== Exercise directions ==
Retype all the records with nothing changed.

== Input data ==
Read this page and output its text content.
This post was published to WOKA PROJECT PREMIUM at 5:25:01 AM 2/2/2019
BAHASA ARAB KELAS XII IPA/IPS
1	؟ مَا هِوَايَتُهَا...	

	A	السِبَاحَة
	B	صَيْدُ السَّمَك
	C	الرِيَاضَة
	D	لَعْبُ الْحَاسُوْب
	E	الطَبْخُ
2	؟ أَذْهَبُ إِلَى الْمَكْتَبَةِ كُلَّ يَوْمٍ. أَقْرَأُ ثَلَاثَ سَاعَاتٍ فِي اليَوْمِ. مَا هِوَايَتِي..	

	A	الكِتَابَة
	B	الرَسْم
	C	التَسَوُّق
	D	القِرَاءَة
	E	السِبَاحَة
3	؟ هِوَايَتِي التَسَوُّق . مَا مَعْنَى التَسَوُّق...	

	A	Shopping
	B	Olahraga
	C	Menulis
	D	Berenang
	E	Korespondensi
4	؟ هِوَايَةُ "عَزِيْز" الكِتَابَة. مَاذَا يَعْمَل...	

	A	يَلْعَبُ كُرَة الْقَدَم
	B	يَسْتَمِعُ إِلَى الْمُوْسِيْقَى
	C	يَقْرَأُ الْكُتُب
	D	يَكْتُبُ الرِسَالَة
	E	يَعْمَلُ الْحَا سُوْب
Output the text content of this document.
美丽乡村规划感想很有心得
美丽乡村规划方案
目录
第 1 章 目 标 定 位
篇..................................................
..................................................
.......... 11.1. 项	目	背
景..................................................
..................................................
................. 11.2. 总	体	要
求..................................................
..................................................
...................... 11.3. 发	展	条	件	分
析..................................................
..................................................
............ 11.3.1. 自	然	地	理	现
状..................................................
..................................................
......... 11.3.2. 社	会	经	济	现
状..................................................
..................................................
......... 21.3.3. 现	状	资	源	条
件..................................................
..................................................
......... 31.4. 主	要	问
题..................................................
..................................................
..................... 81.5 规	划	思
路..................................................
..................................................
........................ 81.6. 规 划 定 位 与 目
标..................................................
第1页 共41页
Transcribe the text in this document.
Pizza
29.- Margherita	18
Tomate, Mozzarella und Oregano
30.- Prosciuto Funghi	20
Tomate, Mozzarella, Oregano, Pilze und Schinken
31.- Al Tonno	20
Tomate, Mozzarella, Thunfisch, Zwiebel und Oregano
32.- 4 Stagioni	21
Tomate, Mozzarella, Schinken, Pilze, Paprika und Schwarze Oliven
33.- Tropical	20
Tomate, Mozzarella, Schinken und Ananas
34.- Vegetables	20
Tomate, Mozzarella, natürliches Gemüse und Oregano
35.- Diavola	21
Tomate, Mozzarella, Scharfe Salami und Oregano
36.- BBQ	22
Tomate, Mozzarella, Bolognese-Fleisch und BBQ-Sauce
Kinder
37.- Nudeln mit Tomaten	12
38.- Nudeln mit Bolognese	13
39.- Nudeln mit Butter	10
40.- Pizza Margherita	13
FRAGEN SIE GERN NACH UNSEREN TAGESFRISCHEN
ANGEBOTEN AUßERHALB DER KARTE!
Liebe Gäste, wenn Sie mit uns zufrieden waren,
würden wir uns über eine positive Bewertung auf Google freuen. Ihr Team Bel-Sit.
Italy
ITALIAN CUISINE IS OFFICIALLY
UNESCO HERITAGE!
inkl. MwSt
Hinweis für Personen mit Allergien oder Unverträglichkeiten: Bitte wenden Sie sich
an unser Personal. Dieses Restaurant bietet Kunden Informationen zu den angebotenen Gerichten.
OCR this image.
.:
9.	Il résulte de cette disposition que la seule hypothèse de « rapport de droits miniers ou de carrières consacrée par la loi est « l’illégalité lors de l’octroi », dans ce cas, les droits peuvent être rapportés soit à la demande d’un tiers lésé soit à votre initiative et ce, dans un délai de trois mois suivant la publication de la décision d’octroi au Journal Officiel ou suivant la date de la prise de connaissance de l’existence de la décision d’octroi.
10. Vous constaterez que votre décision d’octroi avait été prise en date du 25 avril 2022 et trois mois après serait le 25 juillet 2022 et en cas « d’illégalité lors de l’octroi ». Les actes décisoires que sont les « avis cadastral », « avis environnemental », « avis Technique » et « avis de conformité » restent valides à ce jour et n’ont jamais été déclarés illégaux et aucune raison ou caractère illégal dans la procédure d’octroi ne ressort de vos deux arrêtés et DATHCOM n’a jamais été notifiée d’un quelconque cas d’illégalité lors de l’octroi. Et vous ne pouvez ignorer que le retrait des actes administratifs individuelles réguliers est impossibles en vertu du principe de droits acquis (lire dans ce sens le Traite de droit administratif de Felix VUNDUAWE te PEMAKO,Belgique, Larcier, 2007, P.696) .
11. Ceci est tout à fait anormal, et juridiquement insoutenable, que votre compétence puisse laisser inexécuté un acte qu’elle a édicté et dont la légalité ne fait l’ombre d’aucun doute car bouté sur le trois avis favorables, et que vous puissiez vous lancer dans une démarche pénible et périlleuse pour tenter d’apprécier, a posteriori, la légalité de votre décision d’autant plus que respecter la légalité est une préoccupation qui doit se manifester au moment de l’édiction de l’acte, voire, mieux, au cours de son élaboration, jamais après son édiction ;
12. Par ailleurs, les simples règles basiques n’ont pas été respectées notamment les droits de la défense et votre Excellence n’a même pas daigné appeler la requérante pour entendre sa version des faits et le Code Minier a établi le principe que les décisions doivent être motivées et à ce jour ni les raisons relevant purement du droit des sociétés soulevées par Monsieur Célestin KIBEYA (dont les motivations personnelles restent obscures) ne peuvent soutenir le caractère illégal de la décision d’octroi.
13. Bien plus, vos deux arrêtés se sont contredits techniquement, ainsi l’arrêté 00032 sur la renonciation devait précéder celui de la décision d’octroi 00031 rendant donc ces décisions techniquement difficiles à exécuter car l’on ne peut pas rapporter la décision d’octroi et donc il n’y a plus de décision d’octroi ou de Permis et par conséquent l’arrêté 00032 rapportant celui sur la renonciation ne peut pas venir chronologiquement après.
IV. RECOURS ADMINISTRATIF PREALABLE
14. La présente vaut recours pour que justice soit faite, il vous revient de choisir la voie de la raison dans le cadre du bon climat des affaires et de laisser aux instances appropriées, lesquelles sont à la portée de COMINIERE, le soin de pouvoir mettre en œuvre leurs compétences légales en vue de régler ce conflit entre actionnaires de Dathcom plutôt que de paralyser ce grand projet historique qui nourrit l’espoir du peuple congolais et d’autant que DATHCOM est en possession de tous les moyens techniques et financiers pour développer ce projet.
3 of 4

== Correct response ==
Read this page and output its text content.
This post was published to WOKA PROJECT PREMIUM at 5:25:01 AM 2/2/2019
BAHASA ARAB KELAS XII IPA/IPS
1	؟ مَا هِوَايَتُهَا...	

	A	السِبَاحَة
	B	صَيْدُ السَّمَك
	C	الرِيَاضَة
	D	لَعْبُ الْحَاسُوْب
	E	الطَبْخُ
2	؟ أَذْهَبُ إِلَى الْمَكْتَبَةِ كُلَّ يَوْمٍ. أَقْرَأُ ثَلَاثَ سَاعَاتٍ فِي اليَوْمِ. مَا هِوَايَتِي..	

	A	الكِتَابَة
	B	الرَسْم
	C	التَسَوُّق
	D	القِرَاءَة
	E	السِبَاحَة
3	؟ هِوَايَتِي التَسَوُّق . مَا مَعْنَى التَسَوُّق...	

	A	Shopping
	B	Olahraga
	C	Menulis
	D	Berenang
	E	Korespondensi
4	؟ هِوَايَةُ "عَزِيْز" الكِتَابَة. مَاذَا يَعْمَل...	

	A	يَلْعَبُ كُرَة الْقَدَم
	B	يَسْتَمِعُ إِلَى الْمُوْسِيْقَى
	C	يَقْرَأُ الْكُتُب
	D	يَكْتُبُ الرِسَالَة
	E	يَعْمَلُ الْحَا سُوْب
Output the text content of this document.
美丽乡村规划感想很有心得
美丽乡村规划方案
目录
第 1 章 目 标 定 位
篇..................................................
..................................................
.......... 11.1. 项	目	背
景..................................................
..................................................
................. 11.2. 总	体	要
求..................................................
..................................................
...................... 11.3. 发	展	条	件	分
析..................................................
..................................................
............ 11.3.1. 自	然	地	理	现
状..................................................
..................................................
......... 11.3.2. 社	会	经	济	现
状..................................................
..................................................
......... 21.3.3. 现	状	资	源	条
件..................................................
..................................................
......... 31.4. 主	要	问
题..................................................
..................................................
..................... 81.5 规	划	思
路..................................................
..................................................
........................ 81.6. 规 划 定 位 与 目
标..................................................
第1页 共41页
Transcribe the text in this document.
Pizza
29.- Margherita	18
Tomate, Mozzarella und Oregano
30.- Prosciuto Funghi	20
Tomate, Mozzarella, Oregano, Pilze und Schinken
31.- Al Tonno	20
Tomate, Mozzarella, Thunfisch, Zwiebel und Oregano
32.- 4 Stagioni	21
Tomate, Mozzarella, Schinken, Pilze, Paprika und Schwarze Oliven
33.- Tropical	20
Tomate, Mozzarella, Schinken und Ananas
34.- Vegetables	20
Tomate, Mozzarella, natürliches Gemüse und Oregano
35.- Diavola	21
Tomate, Mozzarella, Scharfe Salami und Oregano
36.- BBQ	22
Tomate, Mozzarella, Bolognese-Fleisch und BBQ-Sauce
Kinder
37.- Nudeln mit Tomaten	12
38.- Nudeln mit Bolognese	13
39.- Nudeln mit Butter	10
40.- Pizza Margherita	13
FRAGEN SIE GERN NACH UNSEREN TAGESFRISCHEN
ANGEBOTEN AUßERHALB DER KARTE!
Liebe Gäste, wenn Sie mit uns zufrieden waren,
würden wir uns über eine positive Bewertung auf Google freuen. Ihr Team Bel-Sit.
Italy
ITALIAN CUISINE IS OFFICIALLY
UNESCO HERITAGE!
inkl. MwSt
Hinweis für Personen mit Allergien oder Unverträglichkeiten: Bitte wenden Sie sich
an unser Personal. Dieses Restaurant bietet Kunden Informationen zu den angebotenen Gerichten.
OCR this image.
.:
9.	Il résulte de cette disposition que la seule hypothèse de « rapport de droits miniers ou de carrières consacrée par la loi est « l’illégalité lors de l’octroi », dans ce cas, les droits peuvent être rapportés soit à la demande d’un tiers lésé soit à votre initiative et ce, dans un délai de trois mois suivant la publication de la décision d’octroi au Journal Officiel ou suivant la date de la prise de connaissance de l’existence de la décision d’octroi.
10. Vous constaterez que votre décision d’octroi avait été prise en date du 25 avril 2022 et trois mois après serait le 25 juillet 2022 et en cas « d’illégalité lors de l’octroi ». Les actes décisoires que sont les « avis cadastral », « avis environnemental », « avis Technique » et « avis de conformité » restent valides à ce jour et n’ont jamais été déclarés illégaux et aucune raison ou caractère illégal dans la procédure d’octroi ne ressort de vos deux arrêtés et DATHCOM n’a jamais été notifiée d’un quelconque cas d’illégalité lors de l’octroi. Et vous ne pouvez ignorer que le retrait des actes administratifs individuelles réguliers est impossibles en vertu du principe de droits acquis (lire dans ce sens le Traite de droit administratif de Felix VUNDUAWE te PEMAKO,Belgique, Larcier, 2007, P.696) .
11. Ceci est tout à fait anormal, et juridiquement insoutenable, que votre compétence puisse laisser inexécuté un acte qu’elle a édicté et dont la légalité ne fait l’ombre d’aucun doute car bouté sur le trois avis favorables, et que vous puissiez vous lancer dans une démarche pénible et périlleuse pour tenter d’apprécier, a posteriori, la légalité de votre décision d’autant plus que respecter la légalité est une préoccupation qui doit se manifester au moment de l’édiction de l’acte, voire, mieux, au cours de son élaboration, jamais après son édiction ;
12. Par ailleurs, les simples règles basiques n’ont pas été respectées notamment les droits de la défense et votre Excellence n’a même pas daigné appeler la requérante pour entendre sa version des faits et le Code Minier a établi le principe que les décisions doivent être motivées et à ce jour ni les raisons relevant purement du droit des sociétés soulevées par Monsieur Célestin KIBEYA (dont les motivations personnelles restent obscures) ne peuvent soutenir le caractère illégal de la décision d’octroi.
13. Bien plus, vos deux arrêtés se sont contredits techniquement, ainsi l’arrêté 00032 sur la renonciation devait précéder celui de la décision d’octroi 00031 rendant donc ces décisions techniquement difficiles à exécuter car l’on ne peut pas rapporter la décision d’octroi et donc il n’y a plus de décision d’octroi ou de Permis et par conséquent l’arrêté 00032 rapportant celui sur la renonciation ne peut pas venir chronologiquement après.
IV. RECOURS ADMINISTRATIF PREALABLE
14. La présente vaut recours pour que justice soit faite, il vous revient de choisir la voie de la raison dans le cadre du bon climat des affaires et de laisser aux instances appropriées, lesquelles sont à la portée de COMINIERE, le soin de pouvoir mettre en œuvre leurs compétences légales en vue de régler ce conflit entre actionnaires de Dathcom plutôt que de paralyser ce grand projet historique qui nourrit l’espoir du peuple congolais et d’autant que DATHCOM est en possession de tous les moyens techniques et financiers pour développer ce projet.
3 of 4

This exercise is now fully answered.